Stored data
——
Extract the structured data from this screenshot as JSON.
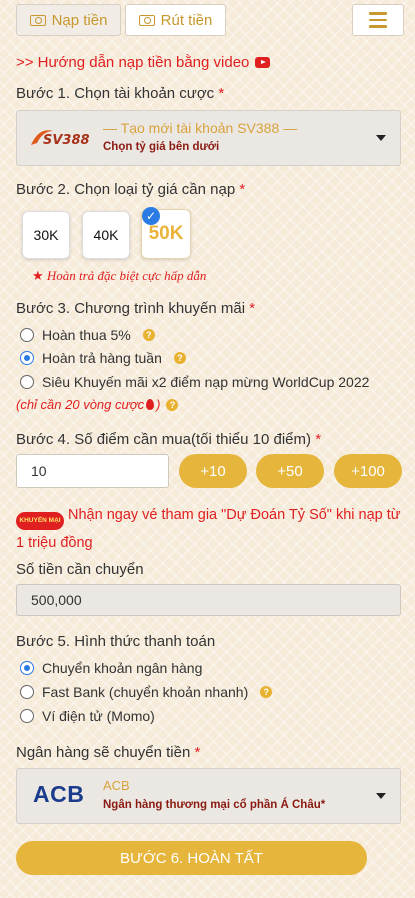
{
  "header": {
    "tab_deposit": "Nạp tiền",
    "tab_withdraw": "Rút tiền",
    "menu_icon": "hamburger-icon",
    "accent": "#c8972d"
  },
  "guide_link": ">> Hướng dẫn nạp tiền bằng video",
  "step1": {
    "label": "Bước 1. Chọn tài khoản cược",
    "required": "*",
    "logo_text": "SV388",
    "selected_title": "— Tạo mới tài khoản SV388 —",
    "selected_sub": "Chọn tỷ giá bên dưới"
  },
  "step2": {
    "label": "Bước 2. Chọn loại tỷ giá cần nạp",
    "required": "*",
    "rates": [
      "30K",
      "40K",
      "50K"
    ],
    "selected_rate": "50K",
    "note": "Hoàn trả đặc biệt cực hấp dẫn"
  },
  "step3": {
    "label": "Bước 3. Chương trình khuyến mãi",
    "required": "*",
    "options": [
      "Hoàn thua 5%",
      "Hoàn trả hàng tuần",
      "Siêu Khuyến mãi x2 điểm nạp mừng WorldCup 2022"
    ],
    "selected": "Hoàn trả hàng tuần",
    "condition": "(chỉ cần 20 vòng cược"
  },
  "step4": {
    "label": "Bước 4. Số điểm cần mua(tối thiểu 10 điểm)",
    "required": "*",
    "points_value": "10",
    "quick_add": [
      "+10",
      "+50",
      "+100"
    ],
    "badge": "KHUYẾN MẠI",
    "promo_text": "Nhận ngay vé tham gia \"Dự Đoán Tỷ Số\" khi nạp từ 1 triệu đồng"
  },
  "transfer": {
    "label": "Số tiền cần chuyển",
    "amount": "500,000"
  },
  "step5": {
    "label": "Bước 5. Hình thức thanh toán",
    "options": [
      "Chuyển khoản ngân hàng",
      "Fast Bank (chuyển khoản nhanh)",
      "Ví điện tử (Momo)"
    ],
    "selected": "Chuyển khoản ngân hàng"
  },
  "bank": {
    "label": "Ngân hàng sẽ chuyển tiền",
    "required": "*",
    "logo_text": "ACB",
    "name": "ACB",
    "full_name": "Ngân hàng thương mại cổ phần Á Châu*"
  },
  "finish_button": "BƯỚC 6. HOÀN TẤT"
}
——
Exercise task: Copy out each line exactly, without the pictures.

Task answer:
Extract the structured data from this screenshot as JSON.
{
  "header": {
    "tab_deposit": "Nạp tiền",
    "tab_withdraw": "Rút tiền",
    "menu_icon": "hamburger-icon",
    "accent": "#c8972d"
  },
  "guide_link": ">> Hướng dẫn nạp tiền bằng video",
  "step1": {
    "label": "Bước 1. Chọn tài khoản cược",
    "required": "*",
    "logo_text": "SV388",
    "selected_title": "— Tạo mới tài khoản SV388 —",
    "selected_sub": "Chọn tỷ giá bên dưới"
  },
  "step2": {
    "label": "Bước 2. Chọn loại tỷ giá cần nạp",
    "required": "*",
    "rates": [
      "30K",
      "40K",
      "50K"
    ],
    "selected_rate": "50K",
    "note": "Hoàn trả đặc biệt cực hấp dẫn"
  },
  "step3": {
    "label": "Bước 3. Chương trình khuyến mãi",
    "required": "*",
    "options": [
      "Hoàn thua 5%",
      "Hoàn trả hàng tuần",
      "Siêu Khuyến mãi x2 điểm nạp mừng WorldCup 2022"
    ],
    "selected": "Hoàn trả hàng tuần",
    "condition": "(chỉ cần 20 vòng cược"
  },
  "step4": {
    "label": "Bước 4. Số điểm cần mua(tối thiểu 10 điểm)",
    "required": "*",
    "points_value": "10",
    "quick_add": [
      "+10",
      "+50",
      "+100"
    ],
    "badge": "KHUYẾN MẠI",
    "promo_text": "Nhận ngay vé tham gia \"Dự Đoán Tỷ Số\" khi nạp từ 1 triệu đồng"
  },
  "transfer": {
    "label": "Số tiền cần chuyển",
    "amount": "500,000"
  },
  "step5": {
    "label": "Bước 5. Hình thức thanh toán",
    "options": [
      "Chuyển khoản ngân hàng",
      "Fast Bank (chuyển khoản nhanh)",
      "Ví điện tử (Momo)"
    ],
    "selected": "Chuyển khoản ngân hàng"
  },
  "bank": {
    "label": "Ngân hàng sẽ chuyển tiền",
    "required": "*",
    "logo_text": "ACB",
    "name": "ACB",
    "full_name": "Ngân hàng thương mại cổ phần Á Châu*"
  },
  "finish_button": "BƯỚC 6. HOÀN TẤT"
}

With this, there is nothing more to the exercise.